begin DATASET EXCERPTS

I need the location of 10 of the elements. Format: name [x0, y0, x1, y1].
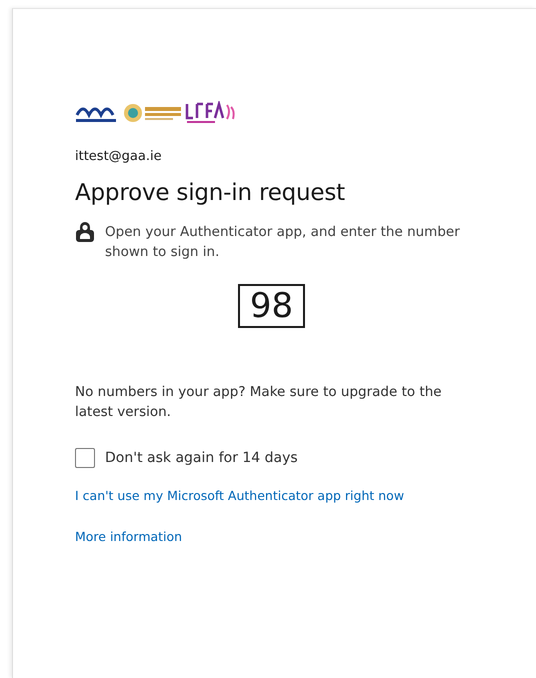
page-heading: Approve sign-in request	[75, 180, 346, 206]
help-link[interactable]: I can't use my Microsoft Authenticator app right now	[75, 488, 404, 503]
authenticator-lock-icon	[75, 221, 95, 243]
checkbox[interactable]	[75, 448, 95, 468]
account-email: ittest@gaa.ie	[75, 149, 163, 164]
checkbox-label: Don't ask again for 14 days	[105, 450, 298, 466]
upgrade-note: No numbers in your app? Make sure to upgrade to the latest version.	[75, 383, 443, 422]
sign-in-number: 98	[238, 284, 306, 328]
instruction-text: Open your Authenticator app, and enter the number shown to sign in.	[105, 223, 461, 262]
help-link[interactable]: More information	[75, 529, 182, 544]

end DATASET EXCERPTS

[WORK REQUIRED]
Arrange the listing above as a Markdown table with the columns Item and Entry, numbering each line in Item, skipping any blank lines and leaving out the picture.

[EXERCISE ANSWER]
| Item | Entry |
|---|---|
| 1 | I need the location of 10 of the elements. Format: name [x0, y0, x1, y1]. |
| 2 | page-heading: Approve sign-in request	[75, 180, 346, 206] |
| 3 | help-link[interactable]: I can't use my Microsoft Authenticator app right now	[75, 488, 404, 503] |
| 4 | authenticator-lock-icon	[75, 221, 95, 243] |
| 5 | checkbox[interactable]	[75, 448, 95, 468] |
| 6 | account-email: ittest@gaa.ie	[75, 149, 163, 164] |
| 7 | checkbox-label: Don't ask again for 14 days	[105, 450, 298, 466] |
| 8 | upgrade-note: No numbers in your app? Make sure to upgrade to the latest version.	[75, 383, 443, 422] |
| 9 | sign-in-number: 98	[238, 284, 306, 328] |
| 10 | instruction-text: Open your Authenticator app, and enter the number shown to sign in.	[105, 223, 461, 262] |
| 11 | help-link[interactable]: More information	[75, 529, 182, 544] |